------ Exercise input ------

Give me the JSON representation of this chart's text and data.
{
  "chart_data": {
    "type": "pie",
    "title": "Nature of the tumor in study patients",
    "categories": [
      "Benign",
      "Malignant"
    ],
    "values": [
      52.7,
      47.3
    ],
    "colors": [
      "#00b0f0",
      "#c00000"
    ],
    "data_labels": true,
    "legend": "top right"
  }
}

------

• **Problem statement**
The material above must be output in full. Keep every word as it is.

• **Task output**
Give me the JSON representation of this chart's text and data.
{
  "chart_data": {
    "type": "pie",
    "title": "Nature of the tumor in study patients",
    "categories": [
      "Benign",
      "Malignant"
    ],
    "values": [
      52.7,
      47.3
    ],
    "colors": [
      "#00b0f0",
      "#c00000"
    ],
    "data_labels": true,
    "legend": "top right"
  }
}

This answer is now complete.